Record set:
□ □ □ □ □ □ □

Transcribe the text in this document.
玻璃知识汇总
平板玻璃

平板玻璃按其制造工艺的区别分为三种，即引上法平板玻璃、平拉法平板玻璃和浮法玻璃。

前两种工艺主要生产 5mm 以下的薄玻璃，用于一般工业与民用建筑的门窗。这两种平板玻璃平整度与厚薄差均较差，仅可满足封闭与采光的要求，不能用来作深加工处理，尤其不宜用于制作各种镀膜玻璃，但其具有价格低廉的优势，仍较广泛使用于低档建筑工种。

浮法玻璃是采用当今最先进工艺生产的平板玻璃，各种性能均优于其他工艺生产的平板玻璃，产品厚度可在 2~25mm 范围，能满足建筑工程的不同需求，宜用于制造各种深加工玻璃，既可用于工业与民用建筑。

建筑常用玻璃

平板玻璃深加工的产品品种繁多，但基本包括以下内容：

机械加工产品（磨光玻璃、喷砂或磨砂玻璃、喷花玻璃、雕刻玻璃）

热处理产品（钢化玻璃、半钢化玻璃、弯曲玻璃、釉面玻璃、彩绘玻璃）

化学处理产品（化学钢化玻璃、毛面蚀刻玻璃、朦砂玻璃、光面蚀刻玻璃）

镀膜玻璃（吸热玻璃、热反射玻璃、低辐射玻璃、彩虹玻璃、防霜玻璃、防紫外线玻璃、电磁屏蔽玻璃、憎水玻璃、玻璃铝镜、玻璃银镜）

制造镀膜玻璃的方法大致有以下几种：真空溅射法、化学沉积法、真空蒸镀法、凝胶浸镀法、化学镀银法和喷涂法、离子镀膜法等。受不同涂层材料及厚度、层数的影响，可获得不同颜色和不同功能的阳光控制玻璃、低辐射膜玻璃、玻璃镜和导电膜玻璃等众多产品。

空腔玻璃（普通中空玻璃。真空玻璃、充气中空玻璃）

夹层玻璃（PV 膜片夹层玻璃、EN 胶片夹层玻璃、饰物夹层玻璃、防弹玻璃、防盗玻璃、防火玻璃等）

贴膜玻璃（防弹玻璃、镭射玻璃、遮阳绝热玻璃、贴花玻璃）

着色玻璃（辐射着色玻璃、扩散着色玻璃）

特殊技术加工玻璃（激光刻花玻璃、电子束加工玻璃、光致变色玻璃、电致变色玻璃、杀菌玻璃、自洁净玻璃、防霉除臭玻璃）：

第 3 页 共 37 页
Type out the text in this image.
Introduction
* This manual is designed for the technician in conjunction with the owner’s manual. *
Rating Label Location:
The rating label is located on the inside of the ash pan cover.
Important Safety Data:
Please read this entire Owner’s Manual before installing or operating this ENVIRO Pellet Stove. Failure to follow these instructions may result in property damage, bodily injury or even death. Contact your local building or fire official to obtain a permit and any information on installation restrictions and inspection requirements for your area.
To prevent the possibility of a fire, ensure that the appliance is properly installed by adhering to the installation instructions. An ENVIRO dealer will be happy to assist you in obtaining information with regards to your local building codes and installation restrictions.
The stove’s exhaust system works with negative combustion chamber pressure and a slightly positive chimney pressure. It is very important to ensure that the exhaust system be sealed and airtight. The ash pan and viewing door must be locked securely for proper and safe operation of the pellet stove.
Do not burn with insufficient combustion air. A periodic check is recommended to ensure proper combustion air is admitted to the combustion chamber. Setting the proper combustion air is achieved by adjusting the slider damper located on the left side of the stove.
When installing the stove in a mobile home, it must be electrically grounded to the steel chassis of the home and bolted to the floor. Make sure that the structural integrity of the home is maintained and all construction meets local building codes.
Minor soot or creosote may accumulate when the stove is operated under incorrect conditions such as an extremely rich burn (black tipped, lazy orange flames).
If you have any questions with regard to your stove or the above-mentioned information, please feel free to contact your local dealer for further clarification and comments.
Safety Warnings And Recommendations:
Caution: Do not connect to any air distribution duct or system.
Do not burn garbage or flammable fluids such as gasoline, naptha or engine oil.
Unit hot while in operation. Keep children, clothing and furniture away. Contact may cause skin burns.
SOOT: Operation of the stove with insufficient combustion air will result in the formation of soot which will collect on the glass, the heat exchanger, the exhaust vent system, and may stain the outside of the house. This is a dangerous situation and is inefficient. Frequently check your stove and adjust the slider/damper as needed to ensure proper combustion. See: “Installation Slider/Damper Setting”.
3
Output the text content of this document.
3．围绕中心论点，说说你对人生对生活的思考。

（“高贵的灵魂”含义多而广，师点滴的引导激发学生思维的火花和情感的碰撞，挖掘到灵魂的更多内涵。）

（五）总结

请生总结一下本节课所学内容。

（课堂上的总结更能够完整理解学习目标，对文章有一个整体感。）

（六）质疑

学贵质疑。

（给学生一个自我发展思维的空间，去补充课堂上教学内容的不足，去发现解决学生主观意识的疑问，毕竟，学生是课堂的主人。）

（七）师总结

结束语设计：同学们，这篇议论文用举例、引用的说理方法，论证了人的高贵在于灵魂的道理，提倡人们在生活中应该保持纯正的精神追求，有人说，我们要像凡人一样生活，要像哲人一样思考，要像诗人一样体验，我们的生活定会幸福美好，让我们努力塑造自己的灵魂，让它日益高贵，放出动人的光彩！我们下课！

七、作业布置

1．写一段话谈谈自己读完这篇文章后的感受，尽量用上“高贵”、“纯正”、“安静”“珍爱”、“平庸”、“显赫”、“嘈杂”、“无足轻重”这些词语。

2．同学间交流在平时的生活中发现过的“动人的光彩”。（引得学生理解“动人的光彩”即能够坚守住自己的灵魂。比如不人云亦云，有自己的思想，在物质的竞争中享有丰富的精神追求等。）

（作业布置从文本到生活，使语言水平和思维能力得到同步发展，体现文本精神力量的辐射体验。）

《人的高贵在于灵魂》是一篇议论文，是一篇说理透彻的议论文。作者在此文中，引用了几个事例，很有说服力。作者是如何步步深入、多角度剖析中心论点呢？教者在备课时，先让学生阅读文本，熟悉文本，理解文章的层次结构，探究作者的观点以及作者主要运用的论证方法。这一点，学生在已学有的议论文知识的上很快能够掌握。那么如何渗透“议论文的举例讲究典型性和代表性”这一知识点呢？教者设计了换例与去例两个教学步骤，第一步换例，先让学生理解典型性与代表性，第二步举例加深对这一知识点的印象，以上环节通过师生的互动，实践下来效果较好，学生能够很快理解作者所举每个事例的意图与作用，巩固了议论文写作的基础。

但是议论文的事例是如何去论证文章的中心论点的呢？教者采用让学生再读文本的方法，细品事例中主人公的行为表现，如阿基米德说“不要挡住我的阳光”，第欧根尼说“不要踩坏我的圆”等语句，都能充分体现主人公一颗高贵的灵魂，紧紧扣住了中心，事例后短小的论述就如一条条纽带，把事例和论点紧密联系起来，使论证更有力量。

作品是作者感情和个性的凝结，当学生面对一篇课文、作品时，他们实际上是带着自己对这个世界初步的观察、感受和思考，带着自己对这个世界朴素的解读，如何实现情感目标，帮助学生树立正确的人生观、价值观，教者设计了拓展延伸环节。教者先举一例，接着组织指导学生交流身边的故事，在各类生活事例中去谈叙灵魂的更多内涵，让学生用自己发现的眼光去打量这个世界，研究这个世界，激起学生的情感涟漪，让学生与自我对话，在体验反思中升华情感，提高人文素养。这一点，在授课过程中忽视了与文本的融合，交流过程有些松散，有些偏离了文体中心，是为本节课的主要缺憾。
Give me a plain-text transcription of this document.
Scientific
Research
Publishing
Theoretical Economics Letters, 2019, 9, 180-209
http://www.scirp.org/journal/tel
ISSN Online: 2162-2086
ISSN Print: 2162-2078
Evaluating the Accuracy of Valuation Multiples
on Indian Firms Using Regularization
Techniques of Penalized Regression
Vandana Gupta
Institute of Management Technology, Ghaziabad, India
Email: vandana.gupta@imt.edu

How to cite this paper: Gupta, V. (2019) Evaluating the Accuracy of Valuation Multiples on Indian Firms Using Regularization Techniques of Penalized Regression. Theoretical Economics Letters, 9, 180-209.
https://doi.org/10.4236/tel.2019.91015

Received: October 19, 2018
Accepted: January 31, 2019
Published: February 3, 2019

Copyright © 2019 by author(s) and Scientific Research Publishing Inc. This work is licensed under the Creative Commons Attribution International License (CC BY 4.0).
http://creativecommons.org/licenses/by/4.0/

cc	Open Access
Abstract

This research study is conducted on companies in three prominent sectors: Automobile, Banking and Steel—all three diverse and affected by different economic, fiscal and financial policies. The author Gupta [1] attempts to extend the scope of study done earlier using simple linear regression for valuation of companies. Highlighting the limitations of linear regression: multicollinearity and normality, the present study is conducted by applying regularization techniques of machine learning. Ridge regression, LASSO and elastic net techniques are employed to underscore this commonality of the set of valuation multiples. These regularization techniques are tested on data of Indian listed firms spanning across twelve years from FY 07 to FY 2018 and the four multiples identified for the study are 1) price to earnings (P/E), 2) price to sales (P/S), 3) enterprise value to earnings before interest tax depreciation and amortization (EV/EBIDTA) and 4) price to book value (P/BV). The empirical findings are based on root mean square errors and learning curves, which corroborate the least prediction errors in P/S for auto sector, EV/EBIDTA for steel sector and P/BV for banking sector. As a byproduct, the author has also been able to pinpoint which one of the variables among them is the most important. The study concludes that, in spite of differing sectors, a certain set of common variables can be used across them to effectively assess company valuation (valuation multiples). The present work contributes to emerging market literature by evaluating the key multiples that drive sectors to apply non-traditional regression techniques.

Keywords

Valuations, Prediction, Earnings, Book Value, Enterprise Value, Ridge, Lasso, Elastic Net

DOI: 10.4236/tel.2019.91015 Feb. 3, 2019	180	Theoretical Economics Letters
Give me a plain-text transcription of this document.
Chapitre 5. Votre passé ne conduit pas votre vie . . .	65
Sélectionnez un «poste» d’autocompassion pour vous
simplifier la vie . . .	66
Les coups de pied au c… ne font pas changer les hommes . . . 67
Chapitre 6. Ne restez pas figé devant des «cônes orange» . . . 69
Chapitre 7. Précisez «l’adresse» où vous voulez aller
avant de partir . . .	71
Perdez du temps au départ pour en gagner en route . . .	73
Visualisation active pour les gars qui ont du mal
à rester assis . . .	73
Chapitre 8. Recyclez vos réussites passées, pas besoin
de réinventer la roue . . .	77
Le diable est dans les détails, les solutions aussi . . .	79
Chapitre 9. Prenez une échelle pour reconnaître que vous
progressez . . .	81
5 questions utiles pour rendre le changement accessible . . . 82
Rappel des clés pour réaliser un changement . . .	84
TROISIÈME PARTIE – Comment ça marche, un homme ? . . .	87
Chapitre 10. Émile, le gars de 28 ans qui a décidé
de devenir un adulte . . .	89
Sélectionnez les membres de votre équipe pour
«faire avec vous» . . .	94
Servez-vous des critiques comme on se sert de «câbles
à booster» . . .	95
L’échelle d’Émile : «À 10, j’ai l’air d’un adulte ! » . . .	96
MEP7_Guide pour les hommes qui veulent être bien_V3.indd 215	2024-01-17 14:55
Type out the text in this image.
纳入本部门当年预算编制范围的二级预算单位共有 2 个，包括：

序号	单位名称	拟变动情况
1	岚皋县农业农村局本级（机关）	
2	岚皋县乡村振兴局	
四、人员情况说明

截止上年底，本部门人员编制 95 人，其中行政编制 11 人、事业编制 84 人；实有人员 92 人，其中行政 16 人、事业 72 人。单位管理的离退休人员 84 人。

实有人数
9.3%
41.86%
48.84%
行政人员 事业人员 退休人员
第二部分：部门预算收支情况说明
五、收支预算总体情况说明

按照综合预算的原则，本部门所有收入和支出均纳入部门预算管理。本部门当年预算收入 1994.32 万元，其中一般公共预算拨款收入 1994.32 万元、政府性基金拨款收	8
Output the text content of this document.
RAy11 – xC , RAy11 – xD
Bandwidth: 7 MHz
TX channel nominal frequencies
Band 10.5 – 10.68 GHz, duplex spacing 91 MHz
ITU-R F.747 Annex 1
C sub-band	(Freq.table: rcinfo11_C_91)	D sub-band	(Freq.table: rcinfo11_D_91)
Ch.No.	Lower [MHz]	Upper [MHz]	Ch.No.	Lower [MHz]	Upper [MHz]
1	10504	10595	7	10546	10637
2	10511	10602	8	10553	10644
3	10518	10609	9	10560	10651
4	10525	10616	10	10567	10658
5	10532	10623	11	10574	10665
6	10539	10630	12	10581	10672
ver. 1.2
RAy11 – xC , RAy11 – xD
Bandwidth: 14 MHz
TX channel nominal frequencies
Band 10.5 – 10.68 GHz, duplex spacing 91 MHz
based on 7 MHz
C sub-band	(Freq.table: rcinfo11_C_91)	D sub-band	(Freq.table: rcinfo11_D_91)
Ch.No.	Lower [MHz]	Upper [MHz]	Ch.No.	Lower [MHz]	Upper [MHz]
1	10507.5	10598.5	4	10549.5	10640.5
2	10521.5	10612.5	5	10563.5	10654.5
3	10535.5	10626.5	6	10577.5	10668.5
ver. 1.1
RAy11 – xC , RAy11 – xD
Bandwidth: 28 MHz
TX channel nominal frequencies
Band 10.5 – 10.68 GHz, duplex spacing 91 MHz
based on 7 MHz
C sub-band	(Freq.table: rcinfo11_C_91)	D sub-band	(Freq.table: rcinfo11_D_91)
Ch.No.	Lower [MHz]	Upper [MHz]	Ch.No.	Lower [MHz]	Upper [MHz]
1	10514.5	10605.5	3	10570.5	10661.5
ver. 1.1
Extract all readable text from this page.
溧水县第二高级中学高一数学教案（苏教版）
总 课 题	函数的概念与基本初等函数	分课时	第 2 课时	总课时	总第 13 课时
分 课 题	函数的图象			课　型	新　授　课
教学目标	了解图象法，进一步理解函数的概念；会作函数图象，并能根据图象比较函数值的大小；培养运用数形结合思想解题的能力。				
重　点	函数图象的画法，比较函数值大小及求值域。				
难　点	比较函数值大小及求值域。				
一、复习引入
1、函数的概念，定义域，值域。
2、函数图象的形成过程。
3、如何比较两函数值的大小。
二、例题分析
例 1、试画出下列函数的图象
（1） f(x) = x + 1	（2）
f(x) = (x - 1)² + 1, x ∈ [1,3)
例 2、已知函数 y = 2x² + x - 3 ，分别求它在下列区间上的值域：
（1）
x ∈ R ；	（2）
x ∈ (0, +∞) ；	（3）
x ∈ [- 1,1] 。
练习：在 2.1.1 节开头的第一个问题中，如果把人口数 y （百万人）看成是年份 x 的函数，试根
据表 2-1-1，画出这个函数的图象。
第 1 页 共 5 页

□ □ □ □ □ □ □

Written exercise: Where a line holds "Publishing", copy that line.

Solution:
Publishing
Copyright © 2019 by author(s) and Scientific Research Publishing Inc. This work is licensed under the Creative Commons Attribution International License (CC BY 4.0).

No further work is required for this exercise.